GOAL OF THE EXERCISE:
Make an exact copy of the listing below.

******

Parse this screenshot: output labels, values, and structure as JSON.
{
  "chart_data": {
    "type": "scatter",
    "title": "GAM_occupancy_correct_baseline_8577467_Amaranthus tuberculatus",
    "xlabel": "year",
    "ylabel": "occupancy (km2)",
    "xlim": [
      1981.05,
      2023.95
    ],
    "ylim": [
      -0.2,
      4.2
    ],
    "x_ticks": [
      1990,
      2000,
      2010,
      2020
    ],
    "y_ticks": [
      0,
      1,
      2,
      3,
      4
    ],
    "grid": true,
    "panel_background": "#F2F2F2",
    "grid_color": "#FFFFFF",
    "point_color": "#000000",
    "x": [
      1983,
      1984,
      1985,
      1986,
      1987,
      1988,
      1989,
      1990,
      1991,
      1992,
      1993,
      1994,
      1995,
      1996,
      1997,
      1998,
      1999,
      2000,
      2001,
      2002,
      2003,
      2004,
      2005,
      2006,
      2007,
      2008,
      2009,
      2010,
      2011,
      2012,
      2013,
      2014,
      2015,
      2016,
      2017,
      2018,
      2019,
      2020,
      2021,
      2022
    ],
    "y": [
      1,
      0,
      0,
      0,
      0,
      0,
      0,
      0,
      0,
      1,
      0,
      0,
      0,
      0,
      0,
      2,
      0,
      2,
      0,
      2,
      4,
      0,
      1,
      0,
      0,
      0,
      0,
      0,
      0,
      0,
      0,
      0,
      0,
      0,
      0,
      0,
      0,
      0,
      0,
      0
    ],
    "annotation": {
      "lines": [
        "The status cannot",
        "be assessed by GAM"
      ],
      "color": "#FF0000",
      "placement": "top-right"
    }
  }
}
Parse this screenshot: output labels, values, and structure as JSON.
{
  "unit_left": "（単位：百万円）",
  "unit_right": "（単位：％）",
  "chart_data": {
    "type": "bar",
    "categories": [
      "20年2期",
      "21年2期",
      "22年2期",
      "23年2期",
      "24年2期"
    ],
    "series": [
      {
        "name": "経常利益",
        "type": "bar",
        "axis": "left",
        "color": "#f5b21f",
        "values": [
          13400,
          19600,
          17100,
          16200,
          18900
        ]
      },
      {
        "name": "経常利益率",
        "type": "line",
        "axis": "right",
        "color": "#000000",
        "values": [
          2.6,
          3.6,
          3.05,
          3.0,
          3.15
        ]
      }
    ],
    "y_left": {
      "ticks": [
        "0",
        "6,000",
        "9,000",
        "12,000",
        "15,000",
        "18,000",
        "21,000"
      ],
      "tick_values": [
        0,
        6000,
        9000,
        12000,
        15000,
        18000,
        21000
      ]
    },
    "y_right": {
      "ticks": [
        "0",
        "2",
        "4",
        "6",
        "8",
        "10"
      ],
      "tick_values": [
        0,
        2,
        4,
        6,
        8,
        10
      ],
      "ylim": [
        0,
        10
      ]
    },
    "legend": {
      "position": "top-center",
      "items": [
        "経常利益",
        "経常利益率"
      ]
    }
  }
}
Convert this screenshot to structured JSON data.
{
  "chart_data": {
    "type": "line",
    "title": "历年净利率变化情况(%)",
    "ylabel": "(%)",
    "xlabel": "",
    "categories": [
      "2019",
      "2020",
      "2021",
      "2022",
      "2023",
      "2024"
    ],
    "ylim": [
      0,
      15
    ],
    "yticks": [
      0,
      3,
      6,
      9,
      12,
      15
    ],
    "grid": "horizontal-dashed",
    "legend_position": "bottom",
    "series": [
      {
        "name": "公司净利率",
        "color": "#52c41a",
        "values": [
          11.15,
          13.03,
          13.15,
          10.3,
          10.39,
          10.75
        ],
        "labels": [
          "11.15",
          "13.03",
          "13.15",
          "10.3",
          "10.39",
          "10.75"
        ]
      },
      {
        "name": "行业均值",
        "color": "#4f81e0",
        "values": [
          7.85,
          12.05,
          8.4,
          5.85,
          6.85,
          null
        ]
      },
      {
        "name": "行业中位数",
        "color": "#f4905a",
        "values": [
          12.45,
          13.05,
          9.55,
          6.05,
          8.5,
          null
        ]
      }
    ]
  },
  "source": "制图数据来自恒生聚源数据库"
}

******

ANSWER TO THE PROBLEM:
Parse this screenshot: output labels, values, and structure as JSON.
{
  "chart_data": {
    "type": "scatter",
    "title": "GAM_occupancy_correct_baseline_8577467_Amaranthus tuberculatus",
    "xlabel": "year",
    "ylabel": "occupancy (km2)",
    "xlim": [
      1981.05,
      2023.95
    ],
    "ylim": [
      -0.2,
      4.2
    ],
    "x_ticks": [
      1990,
      2000,
      2010,
      2020
    ],
    "y_ticks": [
      0,
      1,
      2,
      3,
      4
    ],
    "grid": true,
    "panel_background": "#F2F2F2",
    "grid_color": "#FFFFFF",
    "point_color": "#000000",
    "x": [
      1983,
      1984,
      1985,
      1986,
      1987,
      1988,
      1989,
      1990,
      1991,
      1992,
      1993,
      1994,
      1995,
      1996,
      1997,
      1998,
      1999,
      2000,
      2001,
      2002,
      2003,
      2004,
      2005,
      2006,
      2007,
      2008,
      2009,
      2010,
      2011,
      2012,
      2013,
      2014,
      2015,
      2016,
      2017,
      2018,
      2019,
      2020,
      2021,
      2022
    ],
    "y": [
      1,
      0,
      0,
      0,
      0,
      0,
      0,
      0,
      0,
      1,
      0,
      0,
      0,
      0,
      0,
      2,
      0,
      2,
      0,
      2,
      4,
      0,
      1,
      0,
      0,
      0,
      0,
      0,
      0,
      0,
      0,
      0,
      0,
      0,
      0,
      0,
      0,
      0,
      0,
      0
    ],
    "annotation": {
      "lines": [
        "The status cannot",
        "be assessed by GAM"
      ],
      "color": "#FF0000",
      "placement": "top-right"
    }
  }
}
Parse this screenshot: output labels, values, and structure as JSON.
{
  "unit_left": "（単位：百万円）",
  "unit_right": "（単位：％）",
  "chart_data": {
    "type": "bar",
    "categories": [
      "20年2期",
      "21年2期",
      "22年2期",
      "23年2期",
      "24年2期"
    ],
    "series": [
      {
        "name": "経常利益",
        "type": "bar",
        "axis": "left",
        "color": "#f5b21f",
        "values": [
          13400,
          19600,
          17100,
          16200,
          18900
        ]
      },
      {
        "name": "経常利益率",
        "type": "line",
        "axis": "right",
        "color": "#000000",
        "values": [
          2.6,
          3.6,
          3.05,
          3.0,
          3.15
        ]
      }
    ],
    "y_left": {
      "ticks": [
        "0",
        "6,000",
        "9,000",
        "12,000",
        "15,000",
        "18,000",
        "21,000"
      ],
      "tick_values": [
        0,
        6000,
        9000,
        12000,
        15000,
        18000,
        21000
      ]
    },
    "y_right": {
      "ticks": [
        "0",
        "2",
        "4",
        "6",
        "8",
        "10"
      ],
      "tick_values": [
        0,
        2,
        4,
        6,
        8,
        10
      ],
      "ylim": [
        0,
        10
      ]
    },
    "legend": {
      "position": "top-center",
      "items": [
        "経常利益",
        "経常利益率"
      ]
    }
  }
}
Convert this screenshot to structured JSON data.
{
  "chart_data": {
    "type": "line",
    "title": "历年净利率变化情况(%)",
    "ylabel": "(%)",
    "xlabel": "",
    "categories": [
      "2019",
      "2020",
      "2021",
      "2022",
      "2023",
      "2024"
    ],
    "ylim": [
      0,
      15
    ],
    "yticks": [
      0,
      3,
      6,
      9,
      12,
      15
    ],
    "grid": "horizontal-dashed",
    "legend_position": "bottom",
    "series": [
      {
        "name": "公司净利率",
        "color": "#52c41a",
        "values": [
          11.15,
          13.03,
          13.15,
          10.3,
          10.39,
          10.75
        ],
        "labels": [
          "11.15",
          "13.03",
          "13.15",
          "10.3",
          "10.39",
          "10.75"
        ]
      },
      {
        "name": "行业均值",
        "color": "#4f81e0",
        "values": [
          7.85,
          12.05,
          8.4,
          5.85,
          6.85,
          null
        ]
      },
      {
        "name": "行业中位数",
        "color": "#f4905a",
        "values": [
          12.45,
          13.05,
          9.55,
          6.05,
          8.5,
          null
        ]
      }
    ]
  },
  "source": "制图数据来自恒生聚源数据库"
}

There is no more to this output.